Your answer must be a single number: how many lines in the records include the word "shortcut".

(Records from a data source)

◆ ◆ ◆

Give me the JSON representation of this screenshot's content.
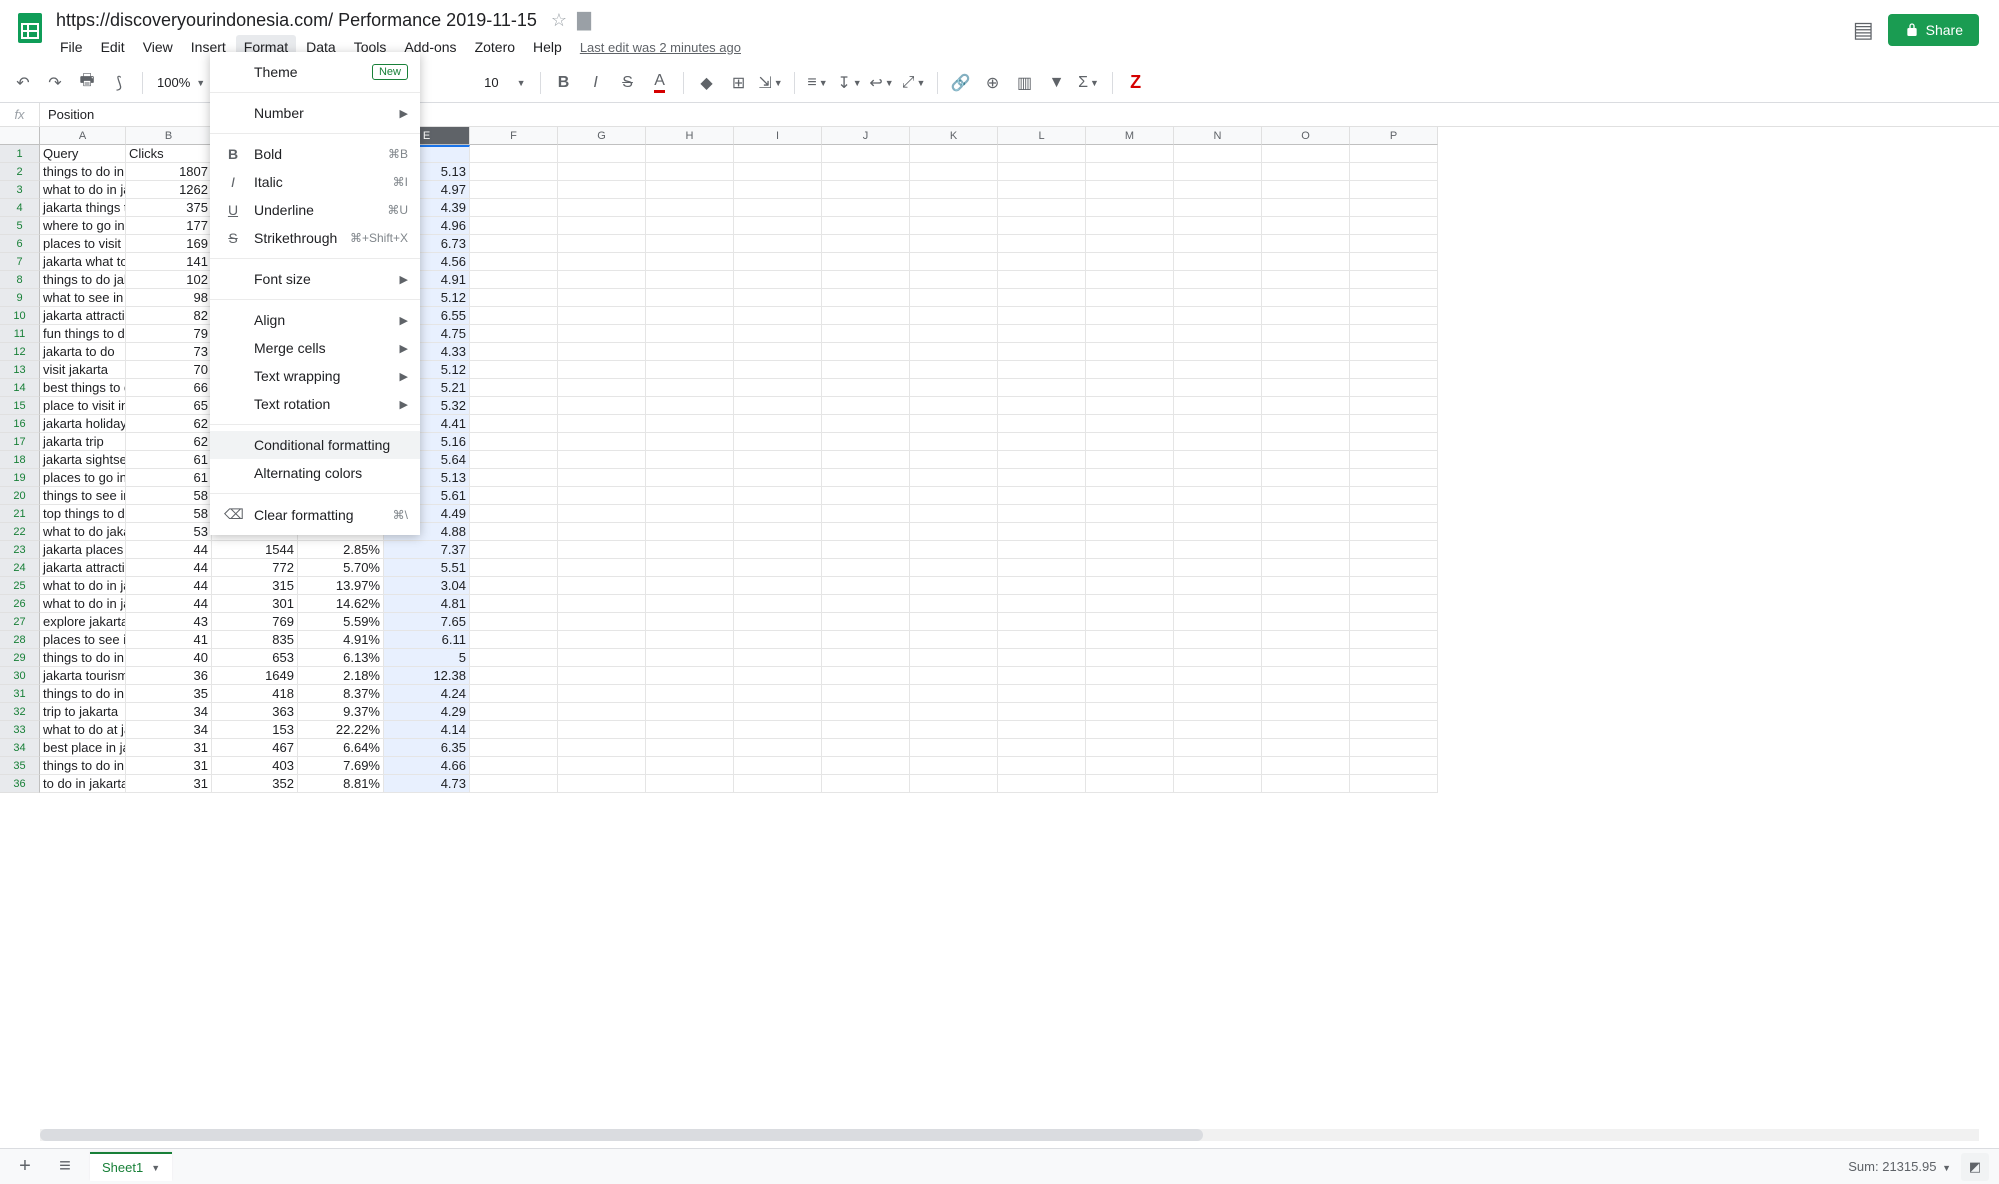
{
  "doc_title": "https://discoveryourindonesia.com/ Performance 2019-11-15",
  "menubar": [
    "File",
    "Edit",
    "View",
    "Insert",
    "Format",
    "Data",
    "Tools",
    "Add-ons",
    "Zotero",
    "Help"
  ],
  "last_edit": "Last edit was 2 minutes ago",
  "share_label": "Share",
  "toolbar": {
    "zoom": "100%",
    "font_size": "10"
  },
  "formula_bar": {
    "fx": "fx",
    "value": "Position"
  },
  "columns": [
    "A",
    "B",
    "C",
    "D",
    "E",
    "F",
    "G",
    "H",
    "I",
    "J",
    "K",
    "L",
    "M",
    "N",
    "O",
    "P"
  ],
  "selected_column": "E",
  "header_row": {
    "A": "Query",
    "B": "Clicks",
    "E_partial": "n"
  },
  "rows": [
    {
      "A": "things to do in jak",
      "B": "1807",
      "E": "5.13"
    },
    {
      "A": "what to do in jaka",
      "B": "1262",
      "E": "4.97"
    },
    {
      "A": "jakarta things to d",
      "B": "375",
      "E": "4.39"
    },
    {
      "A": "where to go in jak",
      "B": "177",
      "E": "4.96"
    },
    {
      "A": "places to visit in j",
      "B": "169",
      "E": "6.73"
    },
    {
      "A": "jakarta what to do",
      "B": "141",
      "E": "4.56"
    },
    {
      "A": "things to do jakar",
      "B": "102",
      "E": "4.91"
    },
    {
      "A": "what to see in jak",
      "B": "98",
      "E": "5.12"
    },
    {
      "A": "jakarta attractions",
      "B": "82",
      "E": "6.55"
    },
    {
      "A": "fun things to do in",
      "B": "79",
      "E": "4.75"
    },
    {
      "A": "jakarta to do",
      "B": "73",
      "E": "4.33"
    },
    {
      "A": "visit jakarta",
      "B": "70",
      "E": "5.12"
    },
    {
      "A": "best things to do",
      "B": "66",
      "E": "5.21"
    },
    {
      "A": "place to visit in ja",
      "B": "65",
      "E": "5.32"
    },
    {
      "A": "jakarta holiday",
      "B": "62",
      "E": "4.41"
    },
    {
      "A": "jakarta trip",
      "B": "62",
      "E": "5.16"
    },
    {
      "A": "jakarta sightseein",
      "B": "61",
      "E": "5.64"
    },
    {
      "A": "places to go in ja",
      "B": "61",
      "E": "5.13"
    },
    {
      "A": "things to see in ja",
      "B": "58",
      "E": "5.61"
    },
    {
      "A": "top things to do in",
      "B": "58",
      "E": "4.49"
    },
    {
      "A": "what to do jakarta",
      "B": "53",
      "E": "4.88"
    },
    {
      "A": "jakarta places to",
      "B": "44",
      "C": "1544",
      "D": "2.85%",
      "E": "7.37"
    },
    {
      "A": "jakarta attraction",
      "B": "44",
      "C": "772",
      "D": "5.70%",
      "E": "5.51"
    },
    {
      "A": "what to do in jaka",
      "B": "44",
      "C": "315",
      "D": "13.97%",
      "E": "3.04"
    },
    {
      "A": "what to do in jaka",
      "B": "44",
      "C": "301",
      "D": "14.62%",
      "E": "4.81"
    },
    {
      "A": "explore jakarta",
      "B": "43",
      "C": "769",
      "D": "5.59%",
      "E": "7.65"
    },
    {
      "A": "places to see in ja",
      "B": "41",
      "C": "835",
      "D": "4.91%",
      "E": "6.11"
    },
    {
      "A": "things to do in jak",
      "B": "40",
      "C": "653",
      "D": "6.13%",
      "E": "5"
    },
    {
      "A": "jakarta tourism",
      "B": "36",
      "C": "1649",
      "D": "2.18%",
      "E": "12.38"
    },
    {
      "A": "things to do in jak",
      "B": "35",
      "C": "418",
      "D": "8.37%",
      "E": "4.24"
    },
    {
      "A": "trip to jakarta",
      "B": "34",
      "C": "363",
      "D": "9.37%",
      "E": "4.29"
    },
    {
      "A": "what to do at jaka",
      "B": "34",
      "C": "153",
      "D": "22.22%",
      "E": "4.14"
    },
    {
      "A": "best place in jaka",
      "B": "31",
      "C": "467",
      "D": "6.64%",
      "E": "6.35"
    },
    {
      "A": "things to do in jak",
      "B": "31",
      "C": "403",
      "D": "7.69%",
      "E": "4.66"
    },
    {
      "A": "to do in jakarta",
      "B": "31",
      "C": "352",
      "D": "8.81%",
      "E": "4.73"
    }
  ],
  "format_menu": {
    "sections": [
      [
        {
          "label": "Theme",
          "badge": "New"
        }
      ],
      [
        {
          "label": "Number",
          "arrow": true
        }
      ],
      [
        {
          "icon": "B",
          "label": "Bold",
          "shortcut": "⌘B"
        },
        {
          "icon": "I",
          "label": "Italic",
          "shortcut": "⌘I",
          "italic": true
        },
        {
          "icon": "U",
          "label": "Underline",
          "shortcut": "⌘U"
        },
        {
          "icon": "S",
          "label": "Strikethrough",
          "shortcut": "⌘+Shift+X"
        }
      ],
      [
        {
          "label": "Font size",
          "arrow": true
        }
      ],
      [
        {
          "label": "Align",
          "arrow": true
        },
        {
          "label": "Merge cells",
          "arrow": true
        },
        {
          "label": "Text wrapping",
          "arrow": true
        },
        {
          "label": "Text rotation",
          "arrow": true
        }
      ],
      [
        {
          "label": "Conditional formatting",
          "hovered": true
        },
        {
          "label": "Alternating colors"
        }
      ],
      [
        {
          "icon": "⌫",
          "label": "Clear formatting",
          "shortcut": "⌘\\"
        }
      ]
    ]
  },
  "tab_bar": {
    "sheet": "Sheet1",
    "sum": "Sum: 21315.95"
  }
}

◆ ◆ ◆

### SOLUTION TO THE PROBLEM
5